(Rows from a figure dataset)
________

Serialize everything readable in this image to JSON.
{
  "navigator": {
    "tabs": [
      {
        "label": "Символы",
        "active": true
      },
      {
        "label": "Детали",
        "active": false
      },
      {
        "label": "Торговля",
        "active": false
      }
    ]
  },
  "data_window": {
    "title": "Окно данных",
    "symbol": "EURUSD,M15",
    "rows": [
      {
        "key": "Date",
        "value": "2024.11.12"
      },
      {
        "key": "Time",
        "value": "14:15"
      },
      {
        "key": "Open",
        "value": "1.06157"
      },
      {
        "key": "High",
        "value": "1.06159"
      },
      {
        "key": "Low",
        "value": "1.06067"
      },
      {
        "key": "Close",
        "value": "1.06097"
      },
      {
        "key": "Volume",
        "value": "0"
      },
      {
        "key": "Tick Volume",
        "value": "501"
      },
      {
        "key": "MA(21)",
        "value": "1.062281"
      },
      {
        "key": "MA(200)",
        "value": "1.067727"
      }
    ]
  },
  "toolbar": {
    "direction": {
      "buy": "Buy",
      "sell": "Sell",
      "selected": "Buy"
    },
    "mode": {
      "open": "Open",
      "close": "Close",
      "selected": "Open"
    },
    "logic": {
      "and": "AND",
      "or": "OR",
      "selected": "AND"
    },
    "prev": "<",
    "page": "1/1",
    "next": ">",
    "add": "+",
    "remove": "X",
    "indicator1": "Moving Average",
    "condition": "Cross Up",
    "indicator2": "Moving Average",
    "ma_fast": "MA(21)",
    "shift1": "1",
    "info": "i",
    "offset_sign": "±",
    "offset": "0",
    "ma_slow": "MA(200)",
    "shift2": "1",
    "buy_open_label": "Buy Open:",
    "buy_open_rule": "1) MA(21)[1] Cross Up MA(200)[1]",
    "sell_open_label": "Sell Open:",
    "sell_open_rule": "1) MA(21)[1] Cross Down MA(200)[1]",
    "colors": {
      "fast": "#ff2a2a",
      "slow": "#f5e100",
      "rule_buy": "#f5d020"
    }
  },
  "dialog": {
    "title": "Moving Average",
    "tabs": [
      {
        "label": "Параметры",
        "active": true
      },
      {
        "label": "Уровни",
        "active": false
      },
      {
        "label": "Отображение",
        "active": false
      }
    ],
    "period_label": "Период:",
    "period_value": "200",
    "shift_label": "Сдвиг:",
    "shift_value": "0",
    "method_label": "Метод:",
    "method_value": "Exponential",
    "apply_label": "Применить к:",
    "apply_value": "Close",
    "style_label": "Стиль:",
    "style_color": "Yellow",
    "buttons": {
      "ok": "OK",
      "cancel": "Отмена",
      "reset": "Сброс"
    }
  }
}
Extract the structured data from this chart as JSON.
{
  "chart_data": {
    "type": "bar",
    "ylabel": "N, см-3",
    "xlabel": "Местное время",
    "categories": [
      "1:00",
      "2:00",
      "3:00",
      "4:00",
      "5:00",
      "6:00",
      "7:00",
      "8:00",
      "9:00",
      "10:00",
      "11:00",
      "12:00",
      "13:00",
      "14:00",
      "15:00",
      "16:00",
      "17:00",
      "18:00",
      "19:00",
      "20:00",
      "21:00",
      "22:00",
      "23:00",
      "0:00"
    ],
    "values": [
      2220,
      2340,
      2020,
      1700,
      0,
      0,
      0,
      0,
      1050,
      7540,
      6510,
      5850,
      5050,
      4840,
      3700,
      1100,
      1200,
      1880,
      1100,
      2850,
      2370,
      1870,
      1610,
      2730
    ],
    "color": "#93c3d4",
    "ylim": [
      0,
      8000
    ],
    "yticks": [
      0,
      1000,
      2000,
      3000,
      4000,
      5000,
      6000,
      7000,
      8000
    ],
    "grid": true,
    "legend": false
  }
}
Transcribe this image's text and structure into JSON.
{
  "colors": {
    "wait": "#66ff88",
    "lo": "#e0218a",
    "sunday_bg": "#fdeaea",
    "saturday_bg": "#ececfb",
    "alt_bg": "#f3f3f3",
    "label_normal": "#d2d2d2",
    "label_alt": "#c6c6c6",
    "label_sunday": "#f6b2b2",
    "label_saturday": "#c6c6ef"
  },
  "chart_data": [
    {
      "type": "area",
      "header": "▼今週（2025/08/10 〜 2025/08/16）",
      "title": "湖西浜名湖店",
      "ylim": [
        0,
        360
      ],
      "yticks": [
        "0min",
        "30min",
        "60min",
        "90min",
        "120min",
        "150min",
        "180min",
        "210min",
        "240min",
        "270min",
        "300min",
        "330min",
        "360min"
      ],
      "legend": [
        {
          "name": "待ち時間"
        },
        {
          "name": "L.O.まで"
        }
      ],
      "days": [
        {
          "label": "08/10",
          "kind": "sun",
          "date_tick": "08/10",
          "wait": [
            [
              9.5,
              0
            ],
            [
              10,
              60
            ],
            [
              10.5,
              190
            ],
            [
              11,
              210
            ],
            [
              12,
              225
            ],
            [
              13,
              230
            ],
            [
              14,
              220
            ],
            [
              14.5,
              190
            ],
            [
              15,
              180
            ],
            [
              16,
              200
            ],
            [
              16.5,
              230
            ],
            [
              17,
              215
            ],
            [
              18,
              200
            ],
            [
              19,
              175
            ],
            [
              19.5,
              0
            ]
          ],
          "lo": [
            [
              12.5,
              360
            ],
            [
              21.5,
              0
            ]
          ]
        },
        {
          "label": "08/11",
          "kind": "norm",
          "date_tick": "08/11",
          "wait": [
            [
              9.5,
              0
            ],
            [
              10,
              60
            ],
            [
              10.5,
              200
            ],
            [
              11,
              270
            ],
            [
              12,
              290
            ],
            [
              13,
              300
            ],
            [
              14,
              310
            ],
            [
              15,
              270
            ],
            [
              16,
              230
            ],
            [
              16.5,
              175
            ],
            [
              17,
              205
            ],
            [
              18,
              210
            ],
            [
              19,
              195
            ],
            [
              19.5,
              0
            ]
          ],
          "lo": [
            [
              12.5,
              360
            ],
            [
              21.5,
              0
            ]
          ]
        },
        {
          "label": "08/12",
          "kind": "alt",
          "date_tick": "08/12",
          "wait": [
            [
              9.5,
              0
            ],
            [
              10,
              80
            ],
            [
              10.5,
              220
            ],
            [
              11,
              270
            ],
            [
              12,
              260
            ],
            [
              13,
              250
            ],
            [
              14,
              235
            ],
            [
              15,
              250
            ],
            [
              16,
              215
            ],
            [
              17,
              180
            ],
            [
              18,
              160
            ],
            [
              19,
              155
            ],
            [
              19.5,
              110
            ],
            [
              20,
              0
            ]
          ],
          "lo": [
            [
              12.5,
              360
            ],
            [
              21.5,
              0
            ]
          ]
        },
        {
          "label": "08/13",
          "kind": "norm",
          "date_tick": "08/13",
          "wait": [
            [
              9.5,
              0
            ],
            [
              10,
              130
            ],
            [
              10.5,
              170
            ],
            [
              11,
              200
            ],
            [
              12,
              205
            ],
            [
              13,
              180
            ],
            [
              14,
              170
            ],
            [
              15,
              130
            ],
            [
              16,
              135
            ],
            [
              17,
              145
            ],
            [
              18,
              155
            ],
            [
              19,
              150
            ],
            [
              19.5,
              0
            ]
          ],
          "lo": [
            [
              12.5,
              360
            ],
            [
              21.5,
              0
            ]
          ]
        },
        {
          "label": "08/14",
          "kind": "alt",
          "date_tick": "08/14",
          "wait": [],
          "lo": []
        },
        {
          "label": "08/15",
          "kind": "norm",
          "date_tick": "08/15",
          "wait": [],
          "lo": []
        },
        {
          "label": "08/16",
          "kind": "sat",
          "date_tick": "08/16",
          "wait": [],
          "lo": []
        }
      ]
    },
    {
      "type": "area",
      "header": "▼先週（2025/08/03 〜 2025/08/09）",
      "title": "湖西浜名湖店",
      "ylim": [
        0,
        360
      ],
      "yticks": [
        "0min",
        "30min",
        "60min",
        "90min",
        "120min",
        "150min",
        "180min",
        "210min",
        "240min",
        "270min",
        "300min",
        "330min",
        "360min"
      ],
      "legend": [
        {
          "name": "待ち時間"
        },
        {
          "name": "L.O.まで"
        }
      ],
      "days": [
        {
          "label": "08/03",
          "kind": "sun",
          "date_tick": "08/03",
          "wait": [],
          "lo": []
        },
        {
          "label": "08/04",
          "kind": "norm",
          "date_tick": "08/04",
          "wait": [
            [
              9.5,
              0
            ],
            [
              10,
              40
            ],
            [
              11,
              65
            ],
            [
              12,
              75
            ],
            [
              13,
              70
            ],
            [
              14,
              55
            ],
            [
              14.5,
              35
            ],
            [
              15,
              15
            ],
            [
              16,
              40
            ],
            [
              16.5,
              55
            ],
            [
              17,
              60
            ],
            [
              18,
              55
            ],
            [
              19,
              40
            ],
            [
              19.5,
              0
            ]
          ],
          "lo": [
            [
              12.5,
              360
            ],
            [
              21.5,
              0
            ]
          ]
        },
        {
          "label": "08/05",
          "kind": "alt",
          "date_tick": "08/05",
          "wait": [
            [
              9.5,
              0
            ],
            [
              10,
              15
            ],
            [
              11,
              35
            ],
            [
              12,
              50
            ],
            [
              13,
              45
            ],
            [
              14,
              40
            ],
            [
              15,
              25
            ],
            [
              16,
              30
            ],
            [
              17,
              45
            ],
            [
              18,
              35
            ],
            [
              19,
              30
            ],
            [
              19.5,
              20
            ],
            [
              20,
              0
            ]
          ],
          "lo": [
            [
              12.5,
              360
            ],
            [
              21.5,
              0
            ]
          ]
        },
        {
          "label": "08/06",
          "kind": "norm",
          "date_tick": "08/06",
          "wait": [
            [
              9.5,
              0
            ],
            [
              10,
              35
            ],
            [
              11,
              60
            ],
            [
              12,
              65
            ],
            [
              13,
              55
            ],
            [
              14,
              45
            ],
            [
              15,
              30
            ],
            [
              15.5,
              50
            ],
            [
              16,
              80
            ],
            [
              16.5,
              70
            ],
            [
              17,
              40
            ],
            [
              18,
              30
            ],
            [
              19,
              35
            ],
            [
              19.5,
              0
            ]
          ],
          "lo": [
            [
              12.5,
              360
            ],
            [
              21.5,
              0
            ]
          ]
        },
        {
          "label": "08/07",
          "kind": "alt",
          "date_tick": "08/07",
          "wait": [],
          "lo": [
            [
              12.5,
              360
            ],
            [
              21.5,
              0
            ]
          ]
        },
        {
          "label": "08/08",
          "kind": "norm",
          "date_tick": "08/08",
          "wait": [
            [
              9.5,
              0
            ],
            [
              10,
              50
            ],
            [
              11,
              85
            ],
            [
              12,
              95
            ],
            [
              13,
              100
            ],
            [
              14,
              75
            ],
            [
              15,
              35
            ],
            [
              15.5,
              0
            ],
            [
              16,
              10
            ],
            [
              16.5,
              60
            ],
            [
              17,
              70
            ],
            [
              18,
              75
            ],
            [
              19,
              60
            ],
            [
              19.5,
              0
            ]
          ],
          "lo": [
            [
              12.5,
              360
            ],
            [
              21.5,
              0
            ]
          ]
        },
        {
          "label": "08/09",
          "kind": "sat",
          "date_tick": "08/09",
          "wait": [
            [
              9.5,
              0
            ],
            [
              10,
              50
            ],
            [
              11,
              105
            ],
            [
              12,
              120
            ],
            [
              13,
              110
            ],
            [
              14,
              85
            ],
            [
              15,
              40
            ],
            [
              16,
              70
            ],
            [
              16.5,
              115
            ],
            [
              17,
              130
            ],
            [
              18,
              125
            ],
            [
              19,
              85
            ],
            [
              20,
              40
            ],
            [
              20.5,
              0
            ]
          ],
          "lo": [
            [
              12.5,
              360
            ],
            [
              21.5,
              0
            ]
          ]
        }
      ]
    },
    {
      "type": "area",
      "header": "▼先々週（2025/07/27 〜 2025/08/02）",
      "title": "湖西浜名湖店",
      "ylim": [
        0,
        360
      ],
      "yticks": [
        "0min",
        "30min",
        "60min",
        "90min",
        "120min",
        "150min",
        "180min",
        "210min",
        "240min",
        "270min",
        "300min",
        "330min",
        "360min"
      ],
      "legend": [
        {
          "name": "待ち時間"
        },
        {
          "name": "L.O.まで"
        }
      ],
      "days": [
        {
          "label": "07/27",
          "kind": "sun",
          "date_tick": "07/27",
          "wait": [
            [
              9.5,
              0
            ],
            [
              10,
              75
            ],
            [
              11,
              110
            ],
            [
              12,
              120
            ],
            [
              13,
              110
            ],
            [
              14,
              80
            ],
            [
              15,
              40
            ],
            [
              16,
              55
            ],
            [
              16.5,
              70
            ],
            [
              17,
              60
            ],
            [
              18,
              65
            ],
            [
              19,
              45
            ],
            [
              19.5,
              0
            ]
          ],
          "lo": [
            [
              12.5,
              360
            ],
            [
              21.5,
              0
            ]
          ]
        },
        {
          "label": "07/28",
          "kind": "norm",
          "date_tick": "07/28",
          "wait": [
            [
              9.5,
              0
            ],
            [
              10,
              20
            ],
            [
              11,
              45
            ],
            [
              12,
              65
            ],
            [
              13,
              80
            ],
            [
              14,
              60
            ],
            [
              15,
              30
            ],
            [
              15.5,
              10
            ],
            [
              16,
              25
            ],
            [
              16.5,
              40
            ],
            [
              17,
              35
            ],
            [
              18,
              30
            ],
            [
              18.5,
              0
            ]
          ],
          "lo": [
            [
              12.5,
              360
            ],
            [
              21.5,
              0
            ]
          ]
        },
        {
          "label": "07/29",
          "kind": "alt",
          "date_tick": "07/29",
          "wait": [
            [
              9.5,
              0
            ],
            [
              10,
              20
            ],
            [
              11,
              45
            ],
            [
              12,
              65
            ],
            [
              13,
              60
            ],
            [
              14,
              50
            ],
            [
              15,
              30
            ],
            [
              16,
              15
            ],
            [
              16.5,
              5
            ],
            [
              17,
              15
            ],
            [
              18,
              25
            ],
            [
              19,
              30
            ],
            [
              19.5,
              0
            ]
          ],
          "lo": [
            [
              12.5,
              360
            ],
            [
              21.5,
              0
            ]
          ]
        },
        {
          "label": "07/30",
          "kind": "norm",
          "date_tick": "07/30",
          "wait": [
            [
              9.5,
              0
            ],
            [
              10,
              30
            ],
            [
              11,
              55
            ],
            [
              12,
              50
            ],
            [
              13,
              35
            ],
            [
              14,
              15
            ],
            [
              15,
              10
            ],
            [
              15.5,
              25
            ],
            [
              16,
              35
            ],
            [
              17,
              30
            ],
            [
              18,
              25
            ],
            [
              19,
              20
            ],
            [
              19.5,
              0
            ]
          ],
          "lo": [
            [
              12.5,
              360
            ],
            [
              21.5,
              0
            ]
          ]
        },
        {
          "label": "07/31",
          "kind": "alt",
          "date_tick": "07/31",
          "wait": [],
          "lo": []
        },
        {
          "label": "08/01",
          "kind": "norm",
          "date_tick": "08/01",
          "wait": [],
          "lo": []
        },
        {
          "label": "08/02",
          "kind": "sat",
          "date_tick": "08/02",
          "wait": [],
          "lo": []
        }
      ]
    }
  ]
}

________

_Written exercise_: Report only the number of lines in the data above that contain "selected".

_The reply_: 3